(Stored entries)

## Start

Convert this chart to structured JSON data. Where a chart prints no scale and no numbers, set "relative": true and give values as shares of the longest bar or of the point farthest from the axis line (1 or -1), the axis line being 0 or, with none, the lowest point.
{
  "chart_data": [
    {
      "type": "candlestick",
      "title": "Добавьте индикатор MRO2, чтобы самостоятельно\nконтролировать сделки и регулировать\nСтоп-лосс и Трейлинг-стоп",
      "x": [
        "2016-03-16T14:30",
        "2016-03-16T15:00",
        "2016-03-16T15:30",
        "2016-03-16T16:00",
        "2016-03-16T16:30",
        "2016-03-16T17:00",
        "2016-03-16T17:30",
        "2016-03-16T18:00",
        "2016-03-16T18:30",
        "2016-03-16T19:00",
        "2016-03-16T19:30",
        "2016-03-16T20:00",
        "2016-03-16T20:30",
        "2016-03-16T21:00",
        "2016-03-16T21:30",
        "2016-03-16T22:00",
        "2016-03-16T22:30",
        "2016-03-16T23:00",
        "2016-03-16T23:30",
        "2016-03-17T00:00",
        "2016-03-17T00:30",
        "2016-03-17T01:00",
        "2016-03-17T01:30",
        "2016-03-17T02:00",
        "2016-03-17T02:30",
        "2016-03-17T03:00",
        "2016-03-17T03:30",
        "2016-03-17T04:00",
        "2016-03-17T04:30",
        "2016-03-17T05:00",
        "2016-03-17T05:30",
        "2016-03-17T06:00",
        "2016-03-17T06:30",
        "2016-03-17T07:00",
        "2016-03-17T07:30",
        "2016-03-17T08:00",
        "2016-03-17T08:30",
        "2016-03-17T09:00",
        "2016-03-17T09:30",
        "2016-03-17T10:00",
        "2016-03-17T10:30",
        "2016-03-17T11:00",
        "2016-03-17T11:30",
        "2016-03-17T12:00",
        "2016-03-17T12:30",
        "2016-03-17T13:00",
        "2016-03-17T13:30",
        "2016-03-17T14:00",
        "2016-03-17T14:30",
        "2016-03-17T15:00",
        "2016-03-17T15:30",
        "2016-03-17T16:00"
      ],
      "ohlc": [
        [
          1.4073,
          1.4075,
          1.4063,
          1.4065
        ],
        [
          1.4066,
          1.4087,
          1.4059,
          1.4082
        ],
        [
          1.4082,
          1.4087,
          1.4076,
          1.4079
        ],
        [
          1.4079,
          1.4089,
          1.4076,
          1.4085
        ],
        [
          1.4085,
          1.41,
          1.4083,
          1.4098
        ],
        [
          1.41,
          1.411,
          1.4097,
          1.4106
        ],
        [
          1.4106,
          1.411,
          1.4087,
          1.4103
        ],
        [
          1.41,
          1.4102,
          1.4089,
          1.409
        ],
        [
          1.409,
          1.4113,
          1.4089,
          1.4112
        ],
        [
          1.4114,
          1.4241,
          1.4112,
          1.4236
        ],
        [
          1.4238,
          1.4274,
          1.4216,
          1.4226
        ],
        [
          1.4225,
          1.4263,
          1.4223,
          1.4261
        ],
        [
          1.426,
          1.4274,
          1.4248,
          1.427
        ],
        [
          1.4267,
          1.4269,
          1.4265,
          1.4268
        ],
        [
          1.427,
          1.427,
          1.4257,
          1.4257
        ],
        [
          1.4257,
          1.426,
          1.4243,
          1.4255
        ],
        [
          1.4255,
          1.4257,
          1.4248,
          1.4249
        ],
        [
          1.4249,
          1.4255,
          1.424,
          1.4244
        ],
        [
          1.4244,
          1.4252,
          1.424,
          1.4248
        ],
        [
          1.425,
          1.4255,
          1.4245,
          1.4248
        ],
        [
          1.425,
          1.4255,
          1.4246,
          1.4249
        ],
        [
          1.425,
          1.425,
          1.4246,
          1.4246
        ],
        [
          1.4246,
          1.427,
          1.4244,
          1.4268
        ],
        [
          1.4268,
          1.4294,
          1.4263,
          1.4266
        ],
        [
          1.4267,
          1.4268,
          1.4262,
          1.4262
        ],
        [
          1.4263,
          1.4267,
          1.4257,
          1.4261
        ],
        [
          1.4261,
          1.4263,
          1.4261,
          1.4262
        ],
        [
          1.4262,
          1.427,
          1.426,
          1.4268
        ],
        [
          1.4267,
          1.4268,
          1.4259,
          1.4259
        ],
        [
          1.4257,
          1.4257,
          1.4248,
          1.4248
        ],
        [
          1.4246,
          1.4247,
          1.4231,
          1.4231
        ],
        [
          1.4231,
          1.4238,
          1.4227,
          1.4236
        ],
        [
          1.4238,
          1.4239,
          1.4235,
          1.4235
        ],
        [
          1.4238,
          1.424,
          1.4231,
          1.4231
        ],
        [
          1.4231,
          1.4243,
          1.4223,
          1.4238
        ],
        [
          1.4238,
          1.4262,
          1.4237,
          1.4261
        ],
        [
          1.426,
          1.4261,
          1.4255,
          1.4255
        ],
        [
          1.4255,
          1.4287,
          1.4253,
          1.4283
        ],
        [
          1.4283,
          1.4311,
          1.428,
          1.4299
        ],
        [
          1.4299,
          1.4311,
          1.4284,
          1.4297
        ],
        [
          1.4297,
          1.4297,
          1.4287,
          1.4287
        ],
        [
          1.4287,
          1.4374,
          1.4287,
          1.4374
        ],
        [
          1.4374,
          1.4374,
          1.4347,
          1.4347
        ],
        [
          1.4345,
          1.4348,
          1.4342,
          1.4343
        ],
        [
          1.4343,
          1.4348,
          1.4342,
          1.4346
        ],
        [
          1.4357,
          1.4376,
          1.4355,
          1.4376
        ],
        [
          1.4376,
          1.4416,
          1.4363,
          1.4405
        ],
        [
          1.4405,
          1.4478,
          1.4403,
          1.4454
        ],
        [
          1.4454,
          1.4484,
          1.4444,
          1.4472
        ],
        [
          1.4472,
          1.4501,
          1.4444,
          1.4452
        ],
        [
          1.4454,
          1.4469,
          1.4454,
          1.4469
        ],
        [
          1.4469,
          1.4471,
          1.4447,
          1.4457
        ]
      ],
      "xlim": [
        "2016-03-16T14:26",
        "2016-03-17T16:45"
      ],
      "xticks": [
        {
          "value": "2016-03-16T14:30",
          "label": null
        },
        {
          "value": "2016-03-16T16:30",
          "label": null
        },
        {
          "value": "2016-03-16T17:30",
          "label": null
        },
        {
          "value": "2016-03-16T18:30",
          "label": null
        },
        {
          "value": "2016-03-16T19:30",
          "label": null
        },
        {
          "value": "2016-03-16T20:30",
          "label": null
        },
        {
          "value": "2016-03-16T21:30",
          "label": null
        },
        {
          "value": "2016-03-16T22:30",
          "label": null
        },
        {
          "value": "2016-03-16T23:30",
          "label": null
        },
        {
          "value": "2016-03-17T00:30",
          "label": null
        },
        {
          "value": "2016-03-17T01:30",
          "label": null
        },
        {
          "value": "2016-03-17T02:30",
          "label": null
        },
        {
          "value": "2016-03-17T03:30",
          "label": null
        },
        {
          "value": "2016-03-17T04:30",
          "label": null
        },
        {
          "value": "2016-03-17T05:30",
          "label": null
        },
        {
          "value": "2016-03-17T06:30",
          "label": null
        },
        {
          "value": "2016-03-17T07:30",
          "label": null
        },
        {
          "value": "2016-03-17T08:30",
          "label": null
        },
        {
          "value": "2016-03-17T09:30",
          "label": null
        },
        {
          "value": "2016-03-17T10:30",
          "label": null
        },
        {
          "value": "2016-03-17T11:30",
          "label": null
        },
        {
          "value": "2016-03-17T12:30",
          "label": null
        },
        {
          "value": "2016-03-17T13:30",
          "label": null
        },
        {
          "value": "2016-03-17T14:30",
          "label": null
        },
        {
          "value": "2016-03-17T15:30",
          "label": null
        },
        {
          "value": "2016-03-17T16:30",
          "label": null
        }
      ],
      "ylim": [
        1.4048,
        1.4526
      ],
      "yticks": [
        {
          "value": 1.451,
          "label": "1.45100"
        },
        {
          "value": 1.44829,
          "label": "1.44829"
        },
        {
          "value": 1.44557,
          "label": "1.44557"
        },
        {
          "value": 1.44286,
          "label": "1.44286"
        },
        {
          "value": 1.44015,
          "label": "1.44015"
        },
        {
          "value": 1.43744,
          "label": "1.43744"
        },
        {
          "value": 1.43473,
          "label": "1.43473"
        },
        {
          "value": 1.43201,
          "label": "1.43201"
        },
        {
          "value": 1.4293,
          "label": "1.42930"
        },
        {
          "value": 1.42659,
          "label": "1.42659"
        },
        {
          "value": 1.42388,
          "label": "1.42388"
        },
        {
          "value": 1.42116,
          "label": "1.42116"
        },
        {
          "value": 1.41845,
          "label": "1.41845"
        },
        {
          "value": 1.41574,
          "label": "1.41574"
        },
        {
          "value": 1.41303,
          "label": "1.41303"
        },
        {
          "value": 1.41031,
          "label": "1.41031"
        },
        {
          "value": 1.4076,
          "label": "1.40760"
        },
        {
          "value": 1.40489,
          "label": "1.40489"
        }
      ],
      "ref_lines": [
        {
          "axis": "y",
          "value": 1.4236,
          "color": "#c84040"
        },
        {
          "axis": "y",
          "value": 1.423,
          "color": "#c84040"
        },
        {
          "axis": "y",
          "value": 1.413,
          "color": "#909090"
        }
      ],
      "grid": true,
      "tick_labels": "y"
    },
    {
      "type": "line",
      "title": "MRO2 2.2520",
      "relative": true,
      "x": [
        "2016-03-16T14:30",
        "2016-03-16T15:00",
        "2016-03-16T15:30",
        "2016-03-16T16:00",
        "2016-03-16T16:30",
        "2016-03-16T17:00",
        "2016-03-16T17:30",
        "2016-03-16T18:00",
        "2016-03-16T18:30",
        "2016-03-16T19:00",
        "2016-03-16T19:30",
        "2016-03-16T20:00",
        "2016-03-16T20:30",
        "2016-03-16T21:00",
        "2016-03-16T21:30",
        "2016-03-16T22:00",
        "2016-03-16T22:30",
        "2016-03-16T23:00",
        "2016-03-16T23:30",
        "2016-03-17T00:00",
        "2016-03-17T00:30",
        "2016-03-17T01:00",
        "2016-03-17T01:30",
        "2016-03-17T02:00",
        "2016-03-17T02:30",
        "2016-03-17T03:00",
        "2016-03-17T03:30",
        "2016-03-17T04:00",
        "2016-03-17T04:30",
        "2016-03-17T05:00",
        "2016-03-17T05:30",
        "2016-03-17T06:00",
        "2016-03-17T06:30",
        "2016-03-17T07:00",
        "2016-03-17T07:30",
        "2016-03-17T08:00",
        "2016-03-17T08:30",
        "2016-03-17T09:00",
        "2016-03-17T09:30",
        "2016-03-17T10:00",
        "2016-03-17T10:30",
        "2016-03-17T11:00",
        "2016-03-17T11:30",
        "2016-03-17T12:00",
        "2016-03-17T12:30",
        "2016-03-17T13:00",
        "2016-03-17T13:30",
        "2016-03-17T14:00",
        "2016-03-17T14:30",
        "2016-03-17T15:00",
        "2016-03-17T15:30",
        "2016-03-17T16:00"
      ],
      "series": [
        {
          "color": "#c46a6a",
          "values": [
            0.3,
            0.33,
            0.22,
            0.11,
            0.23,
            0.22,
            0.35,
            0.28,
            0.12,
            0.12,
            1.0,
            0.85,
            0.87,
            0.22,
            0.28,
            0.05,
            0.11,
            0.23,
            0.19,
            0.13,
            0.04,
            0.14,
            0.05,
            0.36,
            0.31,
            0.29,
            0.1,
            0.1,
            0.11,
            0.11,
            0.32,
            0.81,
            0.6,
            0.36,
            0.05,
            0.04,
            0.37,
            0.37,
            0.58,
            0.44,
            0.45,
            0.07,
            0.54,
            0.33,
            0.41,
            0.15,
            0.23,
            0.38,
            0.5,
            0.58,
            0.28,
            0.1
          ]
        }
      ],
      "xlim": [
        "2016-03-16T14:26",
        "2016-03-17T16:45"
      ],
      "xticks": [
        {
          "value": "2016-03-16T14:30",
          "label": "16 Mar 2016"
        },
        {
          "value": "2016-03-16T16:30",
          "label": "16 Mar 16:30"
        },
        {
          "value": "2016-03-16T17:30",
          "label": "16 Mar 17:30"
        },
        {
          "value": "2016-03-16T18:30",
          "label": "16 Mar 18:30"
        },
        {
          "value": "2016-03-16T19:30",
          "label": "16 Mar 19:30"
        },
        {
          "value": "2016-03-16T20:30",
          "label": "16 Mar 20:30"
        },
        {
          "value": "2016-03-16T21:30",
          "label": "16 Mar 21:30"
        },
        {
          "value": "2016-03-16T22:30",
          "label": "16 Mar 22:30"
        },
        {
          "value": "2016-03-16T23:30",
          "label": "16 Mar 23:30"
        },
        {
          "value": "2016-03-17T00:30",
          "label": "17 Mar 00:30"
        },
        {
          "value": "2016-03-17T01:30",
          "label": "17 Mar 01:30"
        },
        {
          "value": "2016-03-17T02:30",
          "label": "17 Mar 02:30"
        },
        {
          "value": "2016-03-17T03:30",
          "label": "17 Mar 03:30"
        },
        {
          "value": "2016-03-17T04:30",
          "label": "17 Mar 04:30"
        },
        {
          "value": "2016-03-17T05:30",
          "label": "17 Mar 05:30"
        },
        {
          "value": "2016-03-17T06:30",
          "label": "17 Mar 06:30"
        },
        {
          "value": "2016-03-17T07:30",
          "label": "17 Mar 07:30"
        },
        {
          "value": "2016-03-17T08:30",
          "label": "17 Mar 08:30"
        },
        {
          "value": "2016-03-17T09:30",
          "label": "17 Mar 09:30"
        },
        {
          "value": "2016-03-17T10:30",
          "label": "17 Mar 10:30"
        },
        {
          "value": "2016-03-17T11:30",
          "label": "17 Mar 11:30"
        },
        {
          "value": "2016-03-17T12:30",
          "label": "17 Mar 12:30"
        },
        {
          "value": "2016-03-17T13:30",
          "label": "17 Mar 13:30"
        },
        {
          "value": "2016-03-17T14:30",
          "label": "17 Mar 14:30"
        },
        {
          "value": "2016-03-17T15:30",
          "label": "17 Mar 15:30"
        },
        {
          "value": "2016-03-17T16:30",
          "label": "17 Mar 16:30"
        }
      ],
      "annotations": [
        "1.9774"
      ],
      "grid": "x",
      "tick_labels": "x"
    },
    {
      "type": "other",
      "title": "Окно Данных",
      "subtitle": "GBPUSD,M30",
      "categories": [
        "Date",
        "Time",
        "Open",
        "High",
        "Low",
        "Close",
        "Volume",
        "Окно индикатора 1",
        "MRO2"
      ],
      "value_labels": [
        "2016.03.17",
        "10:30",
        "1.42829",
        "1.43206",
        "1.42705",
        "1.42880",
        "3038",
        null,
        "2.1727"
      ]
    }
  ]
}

## End

- _TASK GOAL_:
Looking at the data above, show all lines where the word "true" occurs.

- _RESULT BELOW_:
Convert this chart to structured JSON data. Where a chart prints no scale and no numbers, set "relative": true and give values as shares of the longest bar or of the point farthest from the axis line (1 or -1), the axis line being 0 or, with none, the lowest point.
      "grid": true,
      "relative": true,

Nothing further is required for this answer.